▶ The exercise: Write out the entries verbatim and leave the images out of the copy.
==================================================
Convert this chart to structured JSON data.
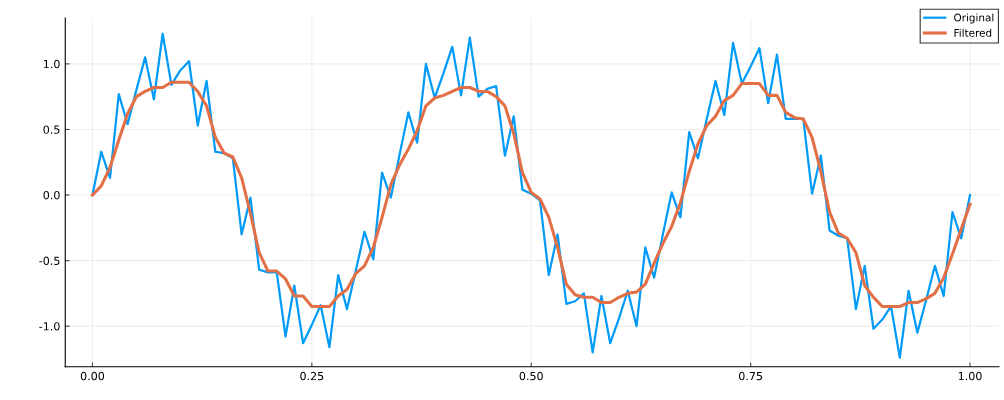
{
  "chart_data": {
    "type": "line",
    "x": [
      0,
      0.01,
      0.02,
      0.03,
      0.04,
      0.05,
      0.06,
      0.07,
      0.08,
      0.09,
      0.1,
      0.11,
      0.12,
      0.13,
      0.14,
      0.15,
      0.16,
      0.17,
      0.18,
      0.19,
      0.2,
      0.21,
      0.22,
      0.23,
      0.24,
      0.25,
      0.26,
      0.27,
      0.28,
      0.29,
      0.3,
      0.31,
      0.32,
      0.33,
      0.34,
      0.35,
      0.36,
      0.37,
      0.38,
      0.39,
      0.4,
      0.41,
      0.42,
      0.43,
      0.44,
      0.45,
      0.46,
      0.47,
      0.48,
      0.49,
      0.5,
      0.51,
      0.52,
      0.53,
      0.54,
      0.55,
      0.56,
      0.57,
      0.58,
      0.59,
      0.6,
      0.61,
      0.62,
      0.63,
      0.64,
      0.65,
      0.66,
      0.67,
      0.68,
      0.69,
      0.7,
      0.71,
      0.72,
      0.73,
      0.74,
      0.75,
      0.76,
      0.77,
      0.78,
      0.79,
      0.8,
      0.81,
      0.82,
      0.83,
      0.84,
      0.85,
      0.86,
      0.87,
      0.88,
      0.89,
      0.9,
      0.91,
      0.92,
      0.93,
      0.94,
      0.95,
      0.96,
      0.97,
      0.98,
      0.99,
      1.0
    ],
    "series": [
      {
        "name": "Original",
        "color": "#009af9",
        "values": [
          0,
          0.33,
          0.13,
          0.77,
          0.54,
          0.8,
          1.05,
          0.73,
          1.23,
          0.84,
          0.95,
          1.02,
          0.53,
          0.87,
          0.33,
          0.32,
          0.28,
          -0.3,
          -0.02,
          -0.57,
          -0.59,
          -0.59,
          -1.08,
          -0.69,
          -1.13,
          -0.99,
          -0.84,
          -1.16,
          -0.61,
          -0.87,
          -0.58,
          -0.28,
          -0.49,
          0.17,
          -0.02,
          0.31,
          0.63,
          0.4,
          1.0,
          0.74,
          0.93,
          1.13,
          0.76,
          1.2,
          0.75,
          0.81,
          0.83,
          0.3,
          0.6,
          0.04,
          0.01,
          -0.04,
          -0.61,
          -0.3,
          -0.83,
          -0.81,
          -0.75,
          -1.2,
          -0.77,
          -1.13,
          -0.94,
          -0.73,
          -1.0,
          -0.4,
          -0.63,
          -0.3,
          0.02,
          -0.17,
          0.48,
          0.28,
          0.58,
          0.87,
          0.61,
          1.16,
          0.85,
          0.98,
          1.12,
          0.7,
          1.07,
          0.58,
          0.58,
          0.58,
          0.01,
          0.3,
          -0.27,
          -0.31,
          -0.33,
          -0.87,
          -0.54,
          -1.02,
          -0.95,
          -0.85,
          -1.24,
          -0.73,
          -1.05,
          -0.8,
          -0.54,
          -0.77,
          -0.13,
          -0.33,
          0.0
        ]
      },
      {
        "name": "Filtered",
        "color": "#e26f46",
        "values": [
          0,
          0.07,
          0.21,
          0.42,
          0.62,
          0.75,
          0.79,
          0.82,
          0.82,
          0.86,
          0.86,
          0.86,
          0.79,
          0.68,
          0.44,
          0.32,
          0.29,
          0.13,
          -0.14,
          -0.44,
          -0.58,
          -0.58,
          -0.64,
          -0.77,
          -0.77,
          -0.85,
          -0.85,
          -0.85,
          -0.77,
          -0.72,
          -0.6,
          -0.54,
          -0.4,
          -0.17,
          0.08,
          0.23,
          0.35,
          0.49,
          0.68,
          0.74,
          0.76,
          0.79,
          0.82,
          0.82,
          0.79,
          0.79,
          0.75,
          0.68,
          0.47,
          0.17,
          0.02,
          -0.03,
          -0.17,
          -0.4,
          -0.68,
          -0.76,
          -0.78,
          -0.78,
          -0.82,
          -0.82,
          -0.78,
          -0.75,
          -0.74,
          -0.68,
          -0.52,
          -0.37,
          -0.24,
          -0.06,
          0.18,
          0.39,
          0.53,
          0.6,
          0.72,
          0.76,
          0.85,
          0.85,
          0.85,
          0.76,
          0.76,
          0.63,
          0.59,
          0.58,
          0.44,
          0.18,
          -0.13,
          -0.29,
          -0.33,
          -0.44,
          -0.69,
          -0.78,
          -0.85,
          -0.85,
          -0.85,
          -0.82,
          -0.82,
          -0.79,
          -0.75,
          -0.63,
          -0.45,
          -0.26,
          -0.07
        ]
      }
    ],
    "xlim": [
      -0.031,
      1.033
    ],
    "ylim": [
      -1.31,
      1.35
    ],
    "xticks": [
      {
        "value": 0,
        "label": "0.00"
      },
      {
        "value": 0.25,
        "label": "0.25"
      },
      {
        "value": 0.5,
        "label": "0.50"
      },
      {
        "value": 0.75,
        "label": "0.75"
      },
      {
        "value": 1,
        "label": "1.00"
      }
    ],
    "yticks": [
      {
        "value": -1,
        "label": "-1.0"
      },
      {
        "value": -0.5,
        "label": "-0.5"
      },
      {
        "value": 0,
        "label": "0.0"
      },
      {
        "value": 0.5,
        "label": "0.5"
      },
      {
        "value": 1,
        "label": "1.0"
      }
    ],
    "grid": true,
    "legend": "top right",
    "marker": "none",
    "line_style": "solid"
  }
}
==================================================
▶ Complete output:
Convert this chart to structured JSON data.
{
  "chart_data": {
    "type": "line",
    "x": [
      0,
      0.01,
      0.02,
      0.03,
      0.04,
      0.05,
      0.06,
      0.07,
      0.08,
      0.09,
      0.1,
      0.11,
      0.12,
      0.13,
      0.14,
      0.15,
      0.16,
      0.17,
      0.18,
      0.19,
      0.2,
      0.21,
      0.22,
      0.23,
      0.24,
      0.25,
      0.26,
      0.27,
      0.28,
      0.29,
      0.3,
      0.31,
      0.32,
      0.33,
      0.34,
      0.35,
      0.36,
      0.37,
      0.38,
      0.39,
      0.4,
      0.41,
      0.42,
      0.43,
      0.44,
      0.45,
      0.46,
      0.47,
      0.48,
      0.49,
      0.5,
      0.51,
      0.52,
      0.53,
      0.54,
      0.55,
      0.56,
      0.57,
      0.58,
      0.59,
      0.6,
      0.61,
      0.62,
      0.63,
      0.64,
      0.65,
      0.66,
      0.67,
      0.68,
      0.69,
      0.7,
      0.71,
      0.72,
      0.73,
      0.74,
      0.75,
      0.76,
      0.77,
      0.78,
      0.79,
      0.8,
      0.81,
      0.82,
      0.83,
      0.84,
      0.85,
      0.86,
      0.87,
      0.88,
      0.89,
      0.9,
      0.91,
      0.92,
      0.93,
      0.94,
      0.95,
      0.96,
      0.97,
      0.98,
      0.99,
      1.0
    ],
    "series": [
      {
        "name": "Original",
        "color": "#009af9",
        "values": [
          0,
          0.33,
          0.13,
          0.77,
          0.54,
          0.8,
          1.05,
          0.73,
          1.23,
          0.84,
          0.95,
          1.02,
          0.53,
          0.87,
          0.33,
          0.32,
          0.28,
          -0.3,
          -0.02,
          -0.57,
          -0.59,
          -0.59,
          -1.08,
          -0.69,
          -1.13,
          -0.99,
          -0.84,
          -1.16,
          -0.61,
          -0.87,
          -0.58,
          -0.28,
          -0.49,
          0.17,
          -0.02,
          0.31,
          0.63,
          0.4,
          1.0,
          0.74,
          0.93,
          1.13,
          0.76,
          1.2,
          0.75,
          0.81,
          0.83,
          0.3,
          0.6,
          0.04,
          0.01,
          -0.04,
          -0.61,
          -0.3,
          -0.83,
          -0.81,
          -0.75,
          -1.2,
          -0.77,
          -1.13,
          -0.94,
          -0.73,
          -1.0,
          -0.4,
          -0.63,
          -0.3,
          0.02,
          -0.17,
          0.48,
          0.28,
          0.58,
          0.87,
          0.61,
          1.16,
          0.85,
          0.98,
          1.12,
          0.7,
          1.07,
          0.58,
          0.58,
          0.58,
          0.01,
          0.3,
          -0.27,
          -0.31,
          -0.33,
          -0.87,
          -0.54,
          -1.02,
          -0.95,
          -0.85,
          -1.24,
          -0.73,
          -1.05,
          -0.8,
          -0.54,
          -0.77,
          -0.13,
          -0.33,
          0.0
        ]
      },
      {
        "name": "Filtered",
        "color": "#e26f46",
        "values": [
          0,
          0.07,
          0.21,
          0.42,
          0.62,
          0.75,
          0.79,
          0.82,
          0.82,
          0.86,
          0.86,
          0.86,
          0.79,
          0.68,
          0.44,
          0.32,
          0.29,
          0.13,
          -0.14,
          -0.44,
          -0.58,
          -0.58,
          -0.64,
          -0.77,
          -0.77,
          -0.85,
          -0.85,
          -0.85,
          -0.77,
          -0.72,
          -0.6,
          -0.54,
          -0.4,
          -0.17,
          0.08,
          0.23,
          0.35,
          0.49,
          0.68,
          0.74,
          0.76,
          0.79,
          0.82,
          0.82,
          0.79,
          0.79,
          0.75,
          0.68,
          0.47,
          0.17,
          0.02,
          -0.03,
          -0.17,
          -0.4,
          -0.68,
          -0.76,
          -0.78,
          -0.78,
          -0.82,
          -0.82,
          -0.78,
          -0.75,
          -0.74,
          -0.68,
          -0.52,
          -0.37,
          -0.24,
          -0.06,
          0.18,
          0.39,
          0.53,
          0.6,
          0.72,
          0.76,
          0.85,
          0.85,
          0.85,
          0.76,
          0.76,
          0.63,
          0.59,
          0.58,
          0.44,
          0.18,
          -0.13,
          -0.29,
          -0.33,
          -0.44,
          -0.69,
          -0.78,
          -0.85,
          -0.85,
          -0.85,
          -0.82,
          -0.82,
          -0.79,
          -0.75,
          -0.63,
          -0.45,
          -0.26,
          -0.07
        ]
      }
    ],
    "xlim": [
      -0.031,
      1.033
    ],
    "ylim": [
      -1.31,
      1.35
    ],
    "xticks": [
      {
        "value": 0,
        "label": "0.00"
      },
      {
        "value": 0.25,
        "label": "0.25"
      },
      {
        "value": 0.5,
        "label": "0.50"
      },
      {
        "value": 0.75,
        "label": "0.75"
      },
      {
        "value": 1,
        "label": "1.00"
      }
    ],
    "yticks": [
      {
        "value": -1,
        "label": "-1.0"
      },
      {
        "value": -0.5,
        "label": "-0.5"
      },
      {
        "value": 0,
        "label": "0.0"
      },
      {
        "value": 0.5,
        "label": "0.5"
      },
      {
        "value": 1,
        "label": "1.0"
      }
    ],
    "grid": true,
    "legend": "top right",
    "marker": "none",
    "line_style": "solid"
  }
}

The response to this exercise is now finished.